═══ EXCERPTED RECORDS ═══

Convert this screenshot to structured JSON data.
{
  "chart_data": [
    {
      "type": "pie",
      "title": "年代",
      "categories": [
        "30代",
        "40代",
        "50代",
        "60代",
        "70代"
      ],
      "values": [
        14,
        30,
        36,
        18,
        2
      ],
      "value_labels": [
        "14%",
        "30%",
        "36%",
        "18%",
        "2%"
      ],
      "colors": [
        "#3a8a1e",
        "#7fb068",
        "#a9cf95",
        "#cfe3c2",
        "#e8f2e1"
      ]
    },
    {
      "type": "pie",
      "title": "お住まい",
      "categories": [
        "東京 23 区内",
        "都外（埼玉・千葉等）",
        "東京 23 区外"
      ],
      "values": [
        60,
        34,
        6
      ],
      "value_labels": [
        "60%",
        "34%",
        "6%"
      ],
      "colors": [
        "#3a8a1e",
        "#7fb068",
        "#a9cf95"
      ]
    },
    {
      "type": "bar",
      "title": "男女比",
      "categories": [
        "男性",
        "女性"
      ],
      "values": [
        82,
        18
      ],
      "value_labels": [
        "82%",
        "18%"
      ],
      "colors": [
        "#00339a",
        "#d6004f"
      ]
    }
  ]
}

═══

● GOAL:
Transcribe each entry precisely, missing none.

● REPLY TO THE EXERCISE:
Convert this screenshot to structured JSON data.
{
  "chart_data": [
    {
      "type": "pie",
      "title": "年代",
      "categories": [
        "30代",
        "40代",
        "50代",
        "60代",
        "70代"
      ],
      "values": [
        14,
        30,
        36,
        18,
        2
      ],
      "value_labels": [
        "14%",
        "30%",
        "36%",
        "18%",
        "2%"
      ],
      "colors": [
        "#3a8a1e",
        "#7fb068",
        "#a9cf95",
        "#cfe3c2",
        "#e8f2e1"
      ]
    },
    {
      "type": "pie",
      "title": "お住まい",
      "categories": [
        "東京 23 区内",
        "都外（埼玉・千葉等）",
        "東京 23 区外"
      ],
      "values": [
        60,
        34,
        6
      ],
      "value_labels": [
        "60%",
        "34%",
        "6%"
      ],
      "colors": [
        "#3a8a1e",
        "#7fb068",
        "#a9cf95"
      ]
    },
    {
      "type": "bar",
      "title": "男女比",
      "categories": [
        "男性",
        "女性"
      ],
      "values": [
        82,
        18
      ],
      "value_labels": [
        "82%",
        "18%"
      ],
      "colors": [
        "#00339a",
        "#d6004f"
      ]
    }
  ]
}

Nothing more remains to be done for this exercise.